--- Start of ENTRIES PROVIDED ---
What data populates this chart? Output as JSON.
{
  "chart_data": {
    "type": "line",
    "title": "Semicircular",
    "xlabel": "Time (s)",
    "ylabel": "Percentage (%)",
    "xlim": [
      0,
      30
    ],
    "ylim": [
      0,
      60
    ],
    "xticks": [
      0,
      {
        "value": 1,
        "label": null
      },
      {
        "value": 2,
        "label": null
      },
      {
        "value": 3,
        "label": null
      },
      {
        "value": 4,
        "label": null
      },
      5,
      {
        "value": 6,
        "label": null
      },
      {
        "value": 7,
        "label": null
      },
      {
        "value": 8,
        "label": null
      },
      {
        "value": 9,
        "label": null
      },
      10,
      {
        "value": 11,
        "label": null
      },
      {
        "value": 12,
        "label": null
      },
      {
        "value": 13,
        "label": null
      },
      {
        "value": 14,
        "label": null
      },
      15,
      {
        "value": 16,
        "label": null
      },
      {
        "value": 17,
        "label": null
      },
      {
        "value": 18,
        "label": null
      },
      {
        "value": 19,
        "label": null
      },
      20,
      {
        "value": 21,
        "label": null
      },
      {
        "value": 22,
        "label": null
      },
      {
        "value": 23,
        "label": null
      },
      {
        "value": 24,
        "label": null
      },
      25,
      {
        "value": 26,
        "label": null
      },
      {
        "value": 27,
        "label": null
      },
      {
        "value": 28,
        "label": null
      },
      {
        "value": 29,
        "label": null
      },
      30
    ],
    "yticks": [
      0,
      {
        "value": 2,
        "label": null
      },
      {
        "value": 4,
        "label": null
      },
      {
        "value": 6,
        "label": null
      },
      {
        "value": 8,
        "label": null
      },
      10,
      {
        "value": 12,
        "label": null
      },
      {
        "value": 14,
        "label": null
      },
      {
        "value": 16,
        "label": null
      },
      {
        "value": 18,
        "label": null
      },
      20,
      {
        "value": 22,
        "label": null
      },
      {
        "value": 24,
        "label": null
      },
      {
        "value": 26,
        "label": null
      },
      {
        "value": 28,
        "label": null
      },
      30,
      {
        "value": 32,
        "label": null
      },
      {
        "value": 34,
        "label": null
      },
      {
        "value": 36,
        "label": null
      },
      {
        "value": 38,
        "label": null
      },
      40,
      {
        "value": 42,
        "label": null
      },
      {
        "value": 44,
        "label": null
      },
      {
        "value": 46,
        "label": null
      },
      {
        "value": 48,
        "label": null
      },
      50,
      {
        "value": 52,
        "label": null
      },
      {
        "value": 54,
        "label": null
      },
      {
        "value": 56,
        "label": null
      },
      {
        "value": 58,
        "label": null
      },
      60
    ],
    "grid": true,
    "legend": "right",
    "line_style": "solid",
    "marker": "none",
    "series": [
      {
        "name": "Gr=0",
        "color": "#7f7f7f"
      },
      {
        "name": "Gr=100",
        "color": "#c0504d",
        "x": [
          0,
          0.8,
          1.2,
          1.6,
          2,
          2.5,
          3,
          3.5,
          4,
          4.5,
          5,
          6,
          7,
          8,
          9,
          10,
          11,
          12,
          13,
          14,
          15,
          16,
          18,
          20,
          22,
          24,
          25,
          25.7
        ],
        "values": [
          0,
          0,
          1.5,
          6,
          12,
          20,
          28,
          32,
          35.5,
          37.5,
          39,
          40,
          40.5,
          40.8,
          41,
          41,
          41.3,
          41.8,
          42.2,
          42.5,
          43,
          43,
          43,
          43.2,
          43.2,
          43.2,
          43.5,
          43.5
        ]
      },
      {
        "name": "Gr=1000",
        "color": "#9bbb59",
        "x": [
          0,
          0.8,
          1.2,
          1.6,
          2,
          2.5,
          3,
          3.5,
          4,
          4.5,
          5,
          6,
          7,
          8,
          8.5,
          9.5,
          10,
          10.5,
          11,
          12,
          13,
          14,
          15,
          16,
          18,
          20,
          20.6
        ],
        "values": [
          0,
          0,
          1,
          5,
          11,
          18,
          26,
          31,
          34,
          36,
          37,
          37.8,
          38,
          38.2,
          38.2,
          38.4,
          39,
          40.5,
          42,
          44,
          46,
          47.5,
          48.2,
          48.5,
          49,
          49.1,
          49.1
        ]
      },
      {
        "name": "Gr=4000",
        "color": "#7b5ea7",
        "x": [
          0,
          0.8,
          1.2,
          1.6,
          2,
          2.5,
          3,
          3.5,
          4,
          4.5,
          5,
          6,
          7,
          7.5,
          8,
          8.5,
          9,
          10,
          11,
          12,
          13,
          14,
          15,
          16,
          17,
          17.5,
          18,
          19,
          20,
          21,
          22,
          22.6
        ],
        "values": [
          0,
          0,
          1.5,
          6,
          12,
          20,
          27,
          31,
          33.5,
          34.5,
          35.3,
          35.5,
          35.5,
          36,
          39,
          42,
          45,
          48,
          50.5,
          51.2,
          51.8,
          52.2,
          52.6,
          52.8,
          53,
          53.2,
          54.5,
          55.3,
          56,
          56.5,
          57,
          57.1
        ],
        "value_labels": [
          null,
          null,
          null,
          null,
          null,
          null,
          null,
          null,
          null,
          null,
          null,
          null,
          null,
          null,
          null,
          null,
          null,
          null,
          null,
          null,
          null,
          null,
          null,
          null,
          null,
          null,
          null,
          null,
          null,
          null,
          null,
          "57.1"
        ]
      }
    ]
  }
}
--- End of ENTRIES PROVIDED ---
▶ EXERCISE AIM
From the listing, copy every line where the string "color" appears.

▶ RESPONSE TO THIS TASK
        "color": "#7f7f7f"
        "color": "#c0504d",
        "color": "#9bbb59",
        "color": "#7b5ea7",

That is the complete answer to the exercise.